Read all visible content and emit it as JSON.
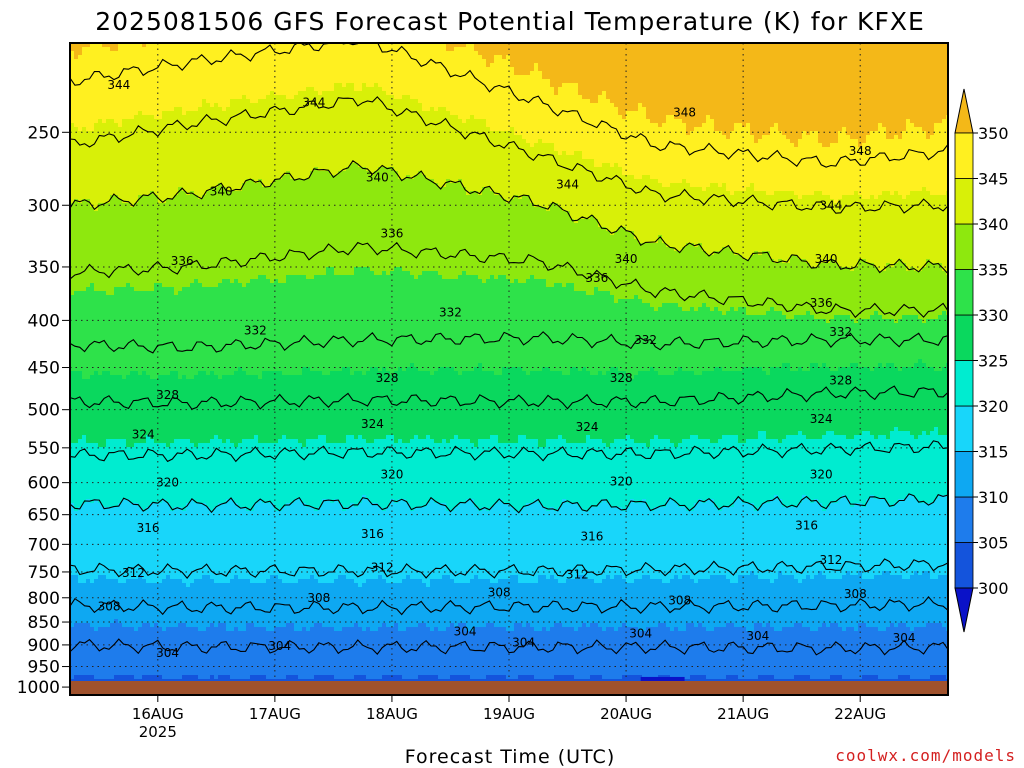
{
  "chart_data": {
    "type": "heatmap",
    "title": "2025081506 GFS Forecast Potential Temperature (K) for KFXE",
    "xlabel": "Forecast Time (UTC)",
    "ylabel": "",
    "credit": "coolwx.com/models",
    "x_ticks": [
      {
        "label": "16AUG",
        "sublabel": "2025",
        "hour": 18
      },
      {
        "label": "17AUG",
        "sublabel": "",
        "hour": 42
      },
      {
        "label": "18AUG",
        "sublabel": "",
        "hour": 66
      },
      {
        "label": "19AUG",
        "sublabel": "",
        "hour": 90
      },
      {
        "label": "20AUG",
        "sublabel": "",
        "hour": 114
      },
      {
        "label": "21AUG",
        "sublabel": "",
        "hour": 138
      },
      {
        "label": "22AUG",
        "sublabel": "",
        "hour": 162
      }
    ],
    "x_range_hours": [
      0,
      180
    ],
    "y_ticks": [
      250,
      300,
      350,
      400,
      450,
      500,
      550,
      600,
      650,
      700,
      750,
      800,
      850,
      900,
      950,
      1000
    ],
    "y_range_hpa": [
      200,
      1020
    ],
    "y_scale": "log-pressure",
    "grid": true,
    "colorbar": {
      "levels": [
        300,
        305,
        310,
        315,
        320,
        325,
        330,
        335,
        340,
        345,
        350
      ],
      "colors": [
        "#0a12c8",
        "#1454dc",
        "#1e7cec",
        "#0ea8f2",
        "#18d6fa",
        "#00ecd0",
        "#0ad85e",
        "#2ee24a",
        "#8ee80e",
        "#d8f008",
        "#fff020",
        "#f4b818"
      ],
      "extend": "both"
    },
    "contour_interval": 4,
    "contour_levels": [
      304,
      308,
      312,
      316,
      320,
      324,
      328,
      332,
      336,
      340,
      344,
      348
    ],
    "profiles": [
      {
        "hour": 0,
        "p_hpa": [
          1000,
          900,
          815,
          745,
          632,
          560,
          490,
          425,
          355,
          300,
          258,
          220
        ]
      },
      {
        "hour": 24,
        "p_hpa": [
          1000,
          905,
          820,
          748,
          635,
          560,
          492,
          428,
          350,
          292,
          245,
          210
        ]
      },
      {
        "hour": 60,
        "p_hpa": [
          1000,
          905,
          820,
          748,
          632,
          556,
          488,
          420,
          333,
          272,
          230,
          198
        ]
      },
      {
        "hour": 96,
        "p_hpa": [
          1000,
          905,
          818,
          748,
          636,
          558,
          490,
          418,
          345,
          298,
          265,
          232
        ]
      },
      {
        "hour": 120,
        "p_hpa": [
          1000,
          905,
          818,
          745,
          634,
          558,
          490,
          424,
          372,
          330,
          292,
          258
        ]
      },
      {
        "hour": 156,
        "p_hpa": [
          1000,
          908,
          816,
          740,
          630,
          552,
          480,
          420,
          390,
          348,
          302,
          270
        ]
      },
      {
        "hour": 180,
        "p_hpa": [
          1000,
          905,
          812,
          735,
          625,
          548,
          478,
          420,
          390,
          350,
          300,
          262
        ]
      }
    ],
    "contour_labels": [
      {
        "value": "344",
        "hour": 10,
        "p": 222
      },
      {
        "value": "344",
        "hour": 50,
        "p": 232
      },
      {
        "value": "348",
        "hour": 126,
        "p": 238
      },
      {
        "value": "348",
        "hour": 162,
        "p": 262
      },
      {
        "value": "344",
        "hour": 102,
        "p": 285
      },
      {
        "value": "344",
        "hour": 156,
        "p": 300
      },
      {
        "value": "340",
        "hour": 31,
        "p": 290
      },
      {
        "value": "340",
        "hour": 63,
        "p": 280
      },
      {
        "value": "340",
        "hour": 114,
        "p": 343
      },
      {
        "value": "340",
        "hour": 155,
        "p": 343
      },
      {
        "value": "336",
        "hour": 23,
        "p": 345
      },
      {
        "value": "336",
        "hour": 66,
        "p": 322
      },
      {
        "value": "336",
        "hour": 108,
        "p": 360
      },
      {
        "value": "336",
        "hour": 154,
        "p": 383
      },
      {
        "value": "332",
        "hour": 38,
        "p": 410
      },
      {
        "value": "332",
        "hour": 78,
        "p": 392
      },
      {
        "value": "332",
        "hour": 118,
        "p": 420
      },
      {
        "value": "332",
        "hour": 158,
        "p": 412
      },
      {
        "value": "328",
        "hour": 20,
        "p": 482
      },
      {
        "value": "328",
        "hour": 65,
        "p": 462
      },
      {
        "value": "328",
        "hour": 113,
        "p": 462
      },
      {
        "value": "328",
        "hour": 158,
        "p": 465
      },
      {
        "value": "324",
        "hour": 15,
        "p": 532
      },
      {
        "value": "324",
        "hour": 62,
        "p": 518
      },
      {
        "value": "324",
        "hour": 106,
        "p": 522
      },
      {
        "value": "324",
        "hour": 154,
        "p": 512
      },
      {
        "value": "320",
        "hour": 20,
        "p": 600
      },
      {
        "value": "320",
        "hour": 66,
        "p": 588
      },
      {
        "value": "320",
        "hour": 113,
        "p": 598
      },
      {
        "value": "320",
        "hour": 154,
        "p": 588
      },
      {
        "value": "316",
        "hour": 16,
        "p": 672
      },
      {
        "value": "316",
        "hour": 62,
        "p": 682
      },
      {
        "value": "316",
        "hour": 107,
        "p": 686
      },
      {
        "value": "316",
        "hour": 151,
        "p": 668
      },
      {
        "value": "312",
        "hour": 13,
        "p": 752
      },
      {
        "value": "312",
        "hour": 64,
        "p": 742
      },
      {
        "value": "312",
        "hour": 104,
        "p": 755
      },
      {
        "value": "312",
        "hour": 156,
        "p": 728
      },
      {
        "value": "308",
        "hour": 8,
        "p": 818
      },
      {
        "value": "308",
        "hour": 51,
        "p": 800
      },
      {
        "value": "308",
        "hour": 88,
        "p": 790
      },
      {
        "value": "308",
        "hour": 125,
        "p": 805
      },
      {
        "value": "308",
        "hour": 161,
        "p": 792
      },
      {
        "value": "304",
        "hour": 20,
        "p": 918
      },
      {
        "value": "304",
        "hour": 43,
        "p": 902
      },
      {
        "value": "304",
        "hour": 81,
        "p": 870
      },
      {
        "value": "304",
        "hour": 93,
        "p": 895
      },
      {
        "value": "304",
        "hour": 117,
        "p": 875
      },
      {
        "value": "304",
        "hour": 141,
        "p": 880
      },
      {
        "value": "304",
        "hour": 171,
        "p": 885
      }
    ],
    "cold_pools_below_300K": [
      [
        100,
        102,
        985
      ],
      [
        117,
        126,
        975
      ]
    ]
  }
}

------------------------------------------------

In the copy, include no pictures; restate the listing above exactly.

Read all visible content and emit it as JSON.
{
  "chart_data": {
    "type": "heatmap",
    "title": "2025081506 GFS Forecast Potential Temperature (K) for KFXE",
    "xlabel": "Forecast Time (UTC)",
    "ylabel": "",
    "credit": "coolwx.com/models",
    "x_ticks": [
      {
        "label": "16AUG",
        "sublabel": "2025",
        "hour": 18
      },
      {
        "label": "17AUG",
        "sublabel": "",
        "hour": 42
      },
      {
        "label": "18AUG",
        "sublabel": "",
        "hour": 66
      },
      {
        "label": "19AUG",
        "sublabel": "",
        "hour": 90
      },
      {
        "label": "20AUG",
        "sublabel": "",
        "hour": 114
      },
      {
        "label": "21AUG",
        "sublabel": "",
        "hour": 138
      },
      {
        "label": "22AUG",
        "sublabel": "",
        "hour": 162
      }
    ],
    "x_range_hours": [
      0,
      180
    ],
    "y_ticks": [
      250,
      300,
      350,
      400,
      450,
      500,
      550,
      600,
      650,
      700,
      750,
      800,
      850,
      900,
      950,
      1000
    ],
    "y_range_hpa": [
      200,
      1020
    ],
    "y_scale": "log-pressure",
    "grid": true,
    "colorbar": {
      "levels": [
        300,
        305,
        310,
        315,
        320,
        325,
        330,
        335,
        340,
        345,
        350
      ],
      "colors": [
        "#0a12c8",
        "#1454dc",
        "#1e7cec",
        "#0ea8f2",
        "#18d6fa",
        "#00ecd0",
        "#0ad85e",
        "#2ee24a",
        "#8ee80e",
        "#d8f008",
        "#fff020",
        "#f4b818"
      ],
      "extend": "both"
    },
    "contour_interval": 4,
    "contour_levels": [
      304,
      308,
      312,
      316,
      320,
      324,
      328,
      332,
      336,
      340,
      344,
      348
    ],
    "profiles": [
      {
        "hour": 0,
        "p_hpa": [
          1000,
          900,
          815,
          745,
          632,
          560,
          490,
          425,
          355,
          300,
          258,
          220
        ]
      },
      {
        "hour": 24,
        "p_hpa": [
          1000,
          905,
          820,
          748,
          635,
          560,
          492,
          428,
          350,
          292,
          245,
          210
        ]
      },
      {
        "hour": 60,
        "p_hpa": [
          1000,
          905,
          820,
          748,
          632,
          556,
          488,
          420,
          333,
          272,
          230,
          198
        ]
      },
      {
        "hour": 96,
        "p_hpa": [
          1000,
          905,
          818,
          748,
          636,
          558,
          490,
          418,
          345,
          298,
          265,
          232
        ]
      },
      {
        "hour": 120,
        "p_hpa": [
          1000,
          905,
          818,
          745,
          634,
          558,
          490,
          424,
          372,
          330,
          292,
          258
        ]
      },
      {
        "hour": 156,
        "p_hpa": [
          1000,
          908,
          816,
          740,
          630,
          552,
          480,
          420,
          390,
          348,
          302,
          270
        ]
      },
      {
        "hour": 180,
        "p_hpa": [
          1000,
          905,
          812,
          735,
          625,
          548,
          478,
          420,
          390,
          350,
          300,
          262
        ]
      }
    ],
    "contour_labels": [
      {
        "value": "344",
        "hour": 10,
        "p": 222
      },
      {
        "value": "344",
        "hour": 50,
        "p": 232
      },
      {
        "value": "348",
        "hour": 126,
        "p": 238
      },
      {
        "value": "348",
        "hour": 162,
        "p": 262
      },
      {
        "value": "344",
        "hour": 102,
        "p": 285
      },
      {
        "value": "344",
        "hour": 156,
        "p": 300
      },
      {
        "value": "340",
        "hour": 31,
        "p": 290
      },
      {
        "value": "340",
        "hour": 63,
        "p": 280
      },
      {
        "value": "340",
        "hour": 114,
        "p": 343
      },
      {
        "value": "340",
        "hour": 155,
        "p": 343
      },
      {
        "value": "336",
        "hour": 23,
        "p": 345
      },
      {
        "value": "336",
        "hour": 66,
        "p": 322
      },
      {
        "value": "336",
        "hour": 108,
        "p": 360
      },
      {
        "value": "336",
        "hour": 154,
        "p": 383
      },
      {
        "value": "332",
        "hour": 38,
        "p": 410
      },
      {
        "value": "332",
        "hour": 78,
        "p": 392
      },
      {
        "value": "332",
        "hour": 118,
        "p": 420
      },
      {
        "value": "332",
        "hour": 158,
        "p": 412
      },
      {
        "value": "328",
        "hour": 20,
        "p": 482
      },
      {
        "value": "328",
        "hour": 65,
        "p": 462
      },
      {
        "value": "328",
        "hour": 113,
        "p": 462
      },
      {
        "value": "328",
        "hour": 158,
        "p": 465
      },
      {
        "value": "324",
        "hour": 15,
        "p": 532
      },
      {
        "value": "324",
        "hour": 62,
        "p": 518
      },
      {
        "value": "324",
        "hour": 106,
        "p": 522
      },
      {
        "value": "324",
        "hour": 154,
        "p": 512
      },
      {
        "value": "320",
        "hour": 20,
        "p": 600
      },
      {
        "value": "320",
        "hour": 66,
        "p": 588
      },
      {
        "value": "320",
        "hour": 113,
        "p": 598
      },
      {
        "value": "320",
        "hour": 154,
        "p": 588
      },
      {
        "value": "316",
        "hour": 16,
        "p": 672
      },
      {
        "value": "316",
        "hour": 62,
        "p": 682
      },
      {
        "value": "316",
        "hour": 107,
        "p": 686
      },
      {
        "value": "316",
        "hour": 151,
        "p": 668
      },
      {
        "value": "312",
        "hour": 13,
        "p": 752
      },
      {
        "value": "312",
        "hour": 64,
        "p": 742
      },
      {
        "value": "312",
        "hour": 104,
        "p": 755
      },
      {
        "value": "312",
        "hour": 156,
        "p": 728
      },
      {
        "value": "308",
        "hour": 8,
        "p": 818
      },
      {
        "value": "308",
        "hour": 51,
        "p": 800
      },
      {
        "value": "308",
        "hour": 88,
        "p": 790
      },
      {
        "value": "308",
        "hour": 125,
        "p": 805
      },
      {
        "value": "308",
        "hour": 161,
        "p": 792
      },
      {
        "value": "304",
        "hour": 20,
        "p": 918
      },
      {
        "value": "304",
        "hour": 43,
        "p": 902
      },
      {
        "value": "304",
        "hour": 81,
        "p": 870
      },
      {
        "value": "304",
        "hour": 93,
        "p": 895
      },
      {
        "value": "304",
        "hour": 117,
        "p": 875
      },
      {
        "value": "304",
        "hour": 141,
        "p": 880
      },
      {
        "value": "304",
        "hour": 171,
        "p": 885
      }
    ],
    "cold_pools_below_300K": [
      [
        100,
        102,
        985
      ],
      [
        117,
        126,
        975
      ]
    ]
  }
}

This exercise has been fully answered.